> [Text block]:
List Available Models

from onellm.providers import get_provider

provider = get_provider("llama_cpp")
models = provider.list_available_models()
print("Available models:", models)

Supported Parameters

Generation Parameters

max_tokens - Maximum tokens to generate
temperature - Randomness (0.0-1.0)
top_p - Nucleus sampling
top_k - Top-k sampling
stop - Stop sequences

Hardware Parameters

n_ctx - Context window size (default: 2048)
n_gpu_layers - GPU layers (0 = CPU only)
n_threads - CPU threads
n_batch - Batch size for processing

Performance Tips

1. Choose the Right Model Size

8GB RAM: 3B-7B models
16GB RAM: 7B-13B models
32GB RAM: 13B-30B models
64GB+ RAM: 30B+ models

2. Quantization Selection

Q8_0: Best quality, largest size
Q5_K_M: Very good quality
Q4_K_M: Good balance (recommended)
Q3_K_M: Smaller, some quality loss
Q2_K: Smallest, noticeable quality loss

3. GPU Acceleration

# Find optimal n_gpu_layers:
# Start with 32, increase until you hit memory limits
n_gpu_layers=32  # Try 16, 32, 64, etc.

4. Context Window

Larger context = more memory usage
Start with 2048, increase as needed
Maximum depends on model training

Model Recommendations

General Purpose

Llama 3 8B: Best overall performance
Mistral 7B: Fast and capable
Phi-3 Mini: Tiny but powerful

Coding

CodeLlama 13B: Specialized for code
DeepSeek Coder: Good for multiple languages

Long Context

Yarn Llama: Extended context models
Mixtral 8x7B: Large context window

Common Issues

Out of Memory

Error: not enough memory

Solutions:

Use smaller model or more aggressive quantization
Reduce n_gpu_layers or set to 0
Reduce n_ctx (context window)

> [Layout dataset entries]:

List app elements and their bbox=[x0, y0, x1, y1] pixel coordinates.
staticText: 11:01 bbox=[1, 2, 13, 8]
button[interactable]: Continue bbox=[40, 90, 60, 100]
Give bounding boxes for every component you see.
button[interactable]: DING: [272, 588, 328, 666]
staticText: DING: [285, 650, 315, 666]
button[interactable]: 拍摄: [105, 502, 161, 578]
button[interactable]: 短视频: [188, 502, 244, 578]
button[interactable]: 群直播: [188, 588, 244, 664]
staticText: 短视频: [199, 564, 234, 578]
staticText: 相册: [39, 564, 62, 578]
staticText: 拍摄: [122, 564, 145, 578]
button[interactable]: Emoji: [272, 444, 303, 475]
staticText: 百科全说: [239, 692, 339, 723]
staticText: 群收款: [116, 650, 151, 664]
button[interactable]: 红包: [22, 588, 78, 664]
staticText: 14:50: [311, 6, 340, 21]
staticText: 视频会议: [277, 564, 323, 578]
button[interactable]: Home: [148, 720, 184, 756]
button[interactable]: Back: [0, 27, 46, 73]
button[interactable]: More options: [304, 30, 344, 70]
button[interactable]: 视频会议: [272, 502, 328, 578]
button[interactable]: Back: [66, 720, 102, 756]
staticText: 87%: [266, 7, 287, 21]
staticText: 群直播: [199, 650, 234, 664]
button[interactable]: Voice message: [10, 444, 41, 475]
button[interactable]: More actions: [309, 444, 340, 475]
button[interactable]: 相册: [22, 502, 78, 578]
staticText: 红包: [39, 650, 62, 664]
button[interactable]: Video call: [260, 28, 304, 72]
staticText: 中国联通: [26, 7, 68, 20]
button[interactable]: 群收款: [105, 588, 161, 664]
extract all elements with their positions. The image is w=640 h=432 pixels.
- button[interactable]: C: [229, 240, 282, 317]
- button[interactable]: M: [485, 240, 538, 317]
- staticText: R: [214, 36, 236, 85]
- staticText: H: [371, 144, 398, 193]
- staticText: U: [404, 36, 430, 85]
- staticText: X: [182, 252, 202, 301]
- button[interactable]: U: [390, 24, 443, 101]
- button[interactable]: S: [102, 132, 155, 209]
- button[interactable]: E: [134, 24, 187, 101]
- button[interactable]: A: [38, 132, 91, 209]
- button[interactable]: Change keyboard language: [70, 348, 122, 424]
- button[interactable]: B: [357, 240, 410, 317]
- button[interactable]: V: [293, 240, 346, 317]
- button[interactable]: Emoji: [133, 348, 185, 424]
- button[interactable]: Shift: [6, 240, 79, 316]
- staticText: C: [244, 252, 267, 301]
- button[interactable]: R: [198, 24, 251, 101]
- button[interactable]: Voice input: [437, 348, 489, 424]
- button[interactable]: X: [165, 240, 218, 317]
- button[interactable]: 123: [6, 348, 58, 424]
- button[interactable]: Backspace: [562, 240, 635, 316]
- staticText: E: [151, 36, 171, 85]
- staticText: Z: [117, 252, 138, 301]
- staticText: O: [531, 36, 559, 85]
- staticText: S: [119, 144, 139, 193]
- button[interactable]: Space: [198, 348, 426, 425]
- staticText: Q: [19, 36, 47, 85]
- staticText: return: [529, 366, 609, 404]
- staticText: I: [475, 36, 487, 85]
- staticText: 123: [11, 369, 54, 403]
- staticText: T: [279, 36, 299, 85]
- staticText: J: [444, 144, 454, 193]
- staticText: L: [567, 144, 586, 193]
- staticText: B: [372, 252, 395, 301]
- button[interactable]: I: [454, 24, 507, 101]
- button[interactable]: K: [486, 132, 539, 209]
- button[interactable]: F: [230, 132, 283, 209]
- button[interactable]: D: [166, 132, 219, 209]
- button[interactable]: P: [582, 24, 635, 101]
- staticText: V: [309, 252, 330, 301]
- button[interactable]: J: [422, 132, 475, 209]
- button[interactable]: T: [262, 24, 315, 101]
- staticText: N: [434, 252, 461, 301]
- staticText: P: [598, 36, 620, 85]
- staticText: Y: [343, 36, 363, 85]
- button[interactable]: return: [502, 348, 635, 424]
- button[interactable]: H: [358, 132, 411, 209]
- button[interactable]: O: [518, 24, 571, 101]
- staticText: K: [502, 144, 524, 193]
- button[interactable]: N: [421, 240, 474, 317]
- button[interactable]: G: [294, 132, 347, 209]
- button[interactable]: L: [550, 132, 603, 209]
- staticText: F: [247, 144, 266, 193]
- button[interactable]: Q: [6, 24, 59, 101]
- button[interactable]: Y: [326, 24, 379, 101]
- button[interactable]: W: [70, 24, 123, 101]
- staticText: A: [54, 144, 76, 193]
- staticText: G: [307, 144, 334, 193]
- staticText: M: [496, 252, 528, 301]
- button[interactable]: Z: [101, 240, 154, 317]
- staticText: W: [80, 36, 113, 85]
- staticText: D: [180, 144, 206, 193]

> [Instruction 1]: Which quantization levels does the llama.cpp guide list under "Quantization Selection"?
> [Instruction 2]: Continue the llama.cpp guide, starting right after its final line, "Reduce n_ctx (context window)".

> [Exercise result 1]: Q8_0, Q5_K_M, Q4_K_M, Q3_K_M, Q2_K

> [Exercise result 2]:
Slow Performance

Solutions:

Enable GPU: n_gpu_layers=32
Use quantized models (Q4_K_M)
Ensure sufficient CPU threads
Close other applications

Model Not Found

Error: Model 'model.gguf' not found in ~/llama_models

Solutions:

Check model exists in directory
Use full path: llama_cpp//full/path/to/model.gguf
Verify file has .gguf extension

Installation Failed

Solutions:

Update pip: pip install --upgrade pip
Install build tools:
- Mac: xcode-select --install
- Windows: Visual Studio Build Tools
- Linux: sudo apt-get install build-essential

Advanced Usage

Model Caching

Models are cached in memory for 5 minutes after use:

# First call loads model (slower)
response1 = await client.chat.completions.create(...)

# Subsequent calls use cached model (faster)
response2 = await client.chat.completions.create(...)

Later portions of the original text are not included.